Figure data in JSON
· · ·
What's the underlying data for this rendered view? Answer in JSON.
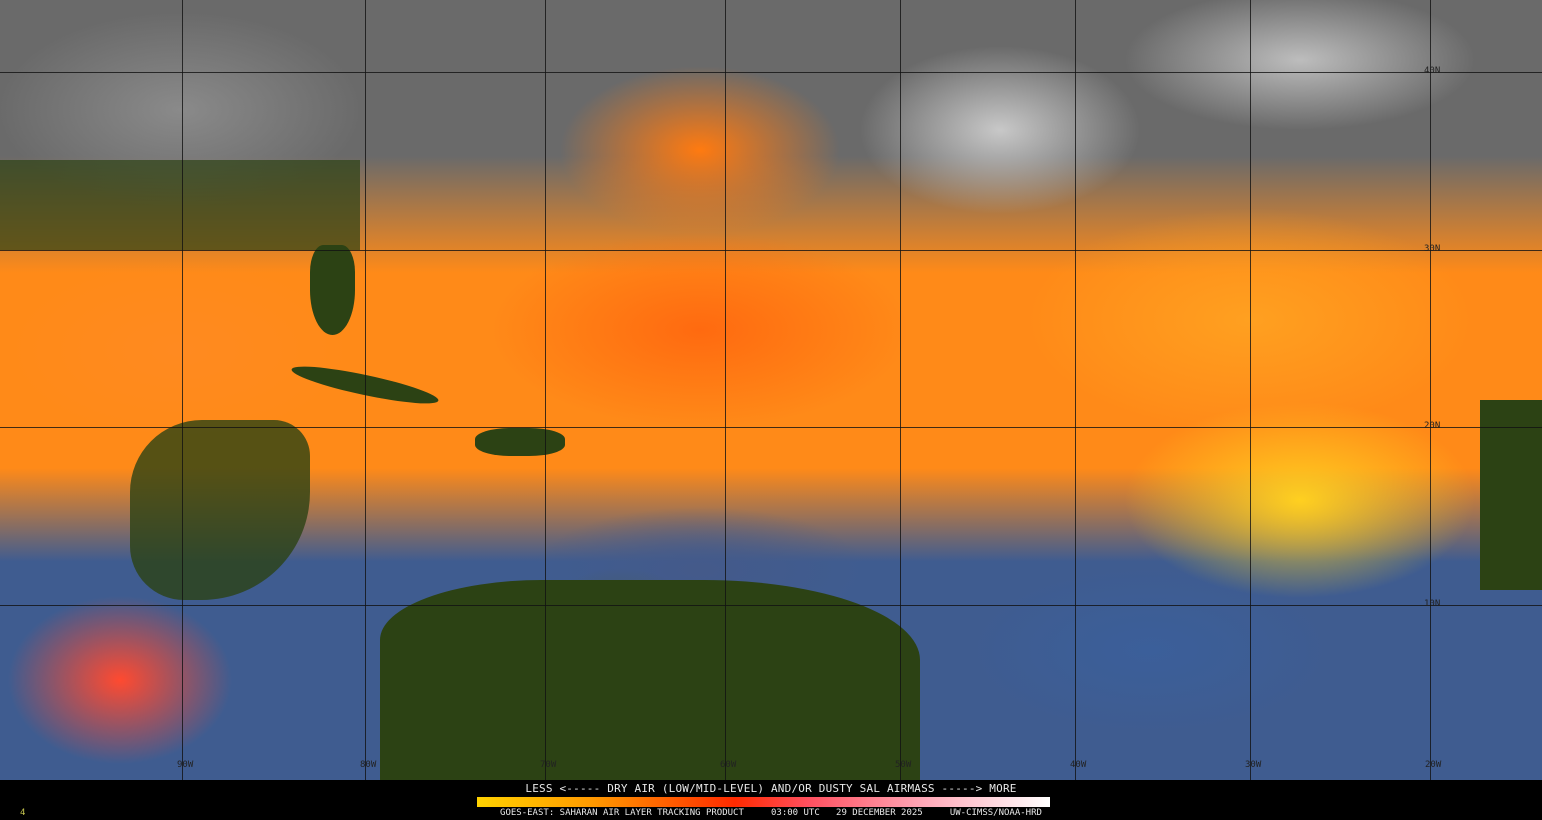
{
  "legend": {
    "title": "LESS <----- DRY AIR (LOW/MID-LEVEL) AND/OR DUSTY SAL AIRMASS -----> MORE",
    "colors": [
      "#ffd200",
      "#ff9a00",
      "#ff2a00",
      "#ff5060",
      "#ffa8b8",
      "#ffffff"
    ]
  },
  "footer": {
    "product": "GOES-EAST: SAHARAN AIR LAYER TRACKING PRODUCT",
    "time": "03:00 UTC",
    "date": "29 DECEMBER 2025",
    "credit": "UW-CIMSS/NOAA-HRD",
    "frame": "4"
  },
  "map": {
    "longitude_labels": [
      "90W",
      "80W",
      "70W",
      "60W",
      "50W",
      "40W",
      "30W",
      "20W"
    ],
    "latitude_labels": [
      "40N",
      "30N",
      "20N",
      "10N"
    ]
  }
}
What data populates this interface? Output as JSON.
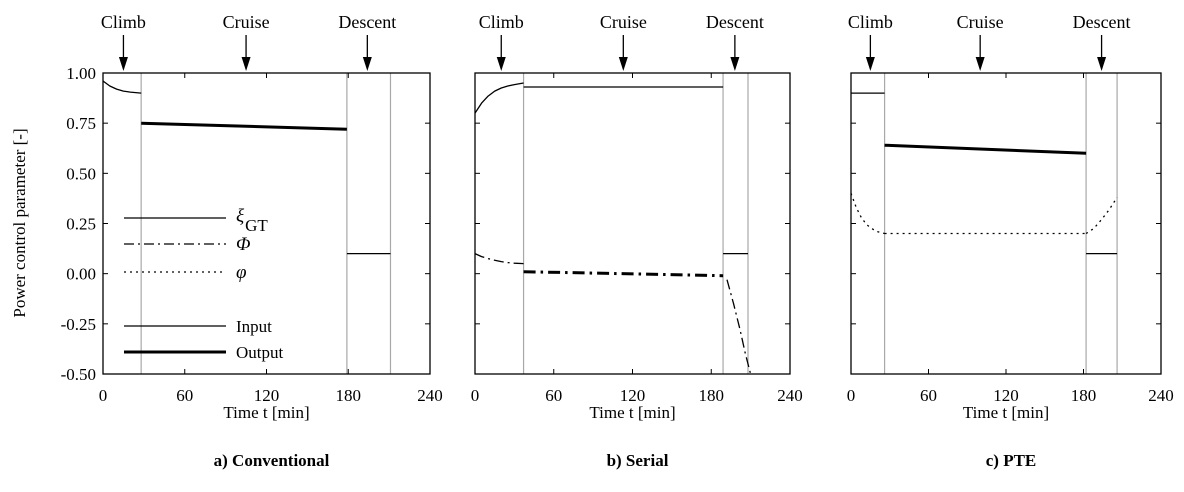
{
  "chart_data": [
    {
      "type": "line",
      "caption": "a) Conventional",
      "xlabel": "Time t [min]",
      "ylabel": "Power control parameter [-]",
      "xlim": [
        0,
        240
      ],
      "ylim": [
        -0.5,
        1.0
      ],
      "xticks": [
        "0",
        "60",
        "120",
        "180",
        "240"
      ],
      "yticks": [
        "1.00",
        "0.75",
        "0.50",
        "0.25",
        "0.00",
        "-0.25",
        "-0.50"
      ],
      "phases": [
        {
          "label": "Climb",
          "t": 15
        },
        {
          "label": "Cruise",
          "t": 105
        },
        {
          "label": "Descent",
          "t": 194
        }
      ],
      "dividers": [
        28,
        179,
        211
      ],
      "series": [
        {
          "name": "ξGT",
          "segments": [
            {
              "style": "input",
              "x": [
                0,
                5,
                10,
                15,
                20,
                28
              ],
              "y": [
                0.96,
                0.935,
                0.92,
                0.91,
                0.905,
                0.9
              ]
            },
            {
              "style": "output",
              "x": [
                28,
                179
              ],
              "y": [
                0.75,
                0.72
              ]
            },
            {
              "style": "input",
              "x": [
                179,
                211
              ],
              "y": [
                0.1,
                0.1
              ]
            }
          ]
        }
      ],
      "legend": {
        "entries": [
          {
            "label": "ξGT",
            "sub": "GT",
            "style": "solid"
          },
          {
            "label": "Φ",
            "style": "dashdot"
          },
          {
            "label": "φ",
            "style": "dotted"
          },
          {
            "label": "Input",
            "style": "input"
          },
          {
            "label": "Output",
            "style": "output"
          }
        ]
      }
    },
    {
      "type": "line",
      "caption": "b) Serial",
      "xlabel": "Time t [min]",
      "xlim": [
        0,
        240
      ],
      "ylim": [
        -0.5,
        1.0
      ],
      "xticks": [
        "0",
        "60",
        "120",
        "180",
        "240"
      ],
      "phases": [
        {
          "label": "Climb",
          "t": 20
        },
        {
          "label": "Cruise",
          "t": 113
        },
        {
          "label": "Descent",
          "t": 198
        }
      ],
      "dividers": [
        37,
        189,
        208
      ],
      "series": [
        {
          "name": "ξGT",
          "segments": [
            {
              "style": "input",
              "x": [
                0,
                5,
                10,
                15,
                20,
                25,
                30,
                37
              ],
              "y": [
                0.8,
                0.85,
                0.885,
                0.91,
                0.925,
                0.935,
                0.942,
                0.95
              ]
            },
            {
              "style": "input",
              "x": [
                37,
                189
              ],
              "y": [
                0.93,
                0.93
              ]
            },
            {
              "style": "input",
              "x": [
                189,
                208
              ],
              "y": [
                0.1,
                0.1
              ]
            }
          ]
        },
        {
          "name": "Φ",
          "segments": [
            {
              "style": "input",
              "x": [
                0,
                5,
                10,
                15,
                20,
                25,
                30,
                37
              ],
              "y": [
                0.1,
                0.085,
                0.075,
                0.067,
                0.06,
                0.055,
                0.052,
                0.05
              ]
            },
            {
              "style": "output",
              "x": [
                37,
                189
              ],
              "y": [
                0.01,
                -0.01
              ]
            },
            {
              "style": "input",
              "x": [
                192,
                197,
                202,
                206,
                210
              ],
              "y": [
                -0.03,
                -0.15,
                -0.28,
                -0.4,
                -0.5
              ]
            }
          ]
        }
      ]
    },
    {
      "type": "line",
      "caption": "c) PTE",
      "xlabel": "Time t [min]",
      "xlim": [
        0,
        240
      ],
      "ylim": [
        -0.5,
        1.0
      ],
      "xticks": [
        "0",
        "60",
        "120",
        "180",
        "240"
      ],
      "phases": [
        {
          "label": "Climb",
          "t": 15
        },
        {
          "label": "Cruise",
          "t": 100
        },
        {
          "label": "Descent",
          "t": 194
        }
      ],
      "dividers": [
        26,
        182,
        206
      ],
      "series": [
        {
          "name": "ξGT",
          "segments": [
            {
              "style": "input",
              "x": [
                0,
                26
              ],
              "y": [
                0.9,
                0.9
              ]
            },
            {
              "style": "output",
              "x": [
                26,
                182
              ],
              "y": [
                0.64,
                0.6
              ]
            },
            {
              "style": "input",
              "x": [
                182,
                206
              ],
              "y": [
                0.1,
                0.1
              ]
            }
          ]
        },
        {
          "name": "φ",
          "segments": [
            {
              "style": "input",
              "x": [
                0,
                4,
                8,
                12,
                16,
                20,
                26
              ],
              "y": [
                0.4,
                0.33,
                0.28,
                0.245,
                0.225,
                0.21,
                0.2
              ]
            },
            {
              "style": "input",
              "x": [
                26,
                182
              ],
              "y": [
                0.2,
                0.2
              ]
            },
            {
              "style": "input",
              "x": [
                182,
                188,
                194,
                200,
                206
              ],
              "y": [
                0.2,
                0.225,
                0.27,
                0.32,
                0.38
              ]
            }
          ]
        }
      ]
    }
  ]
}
· · ·
• _Task goal_
Select and copy every line of the material that holds the string "this".

• _Result of the exercise_
What's the underlying data for this rendered view? Answer in JSON.
What data populates this interface? Output as JSON.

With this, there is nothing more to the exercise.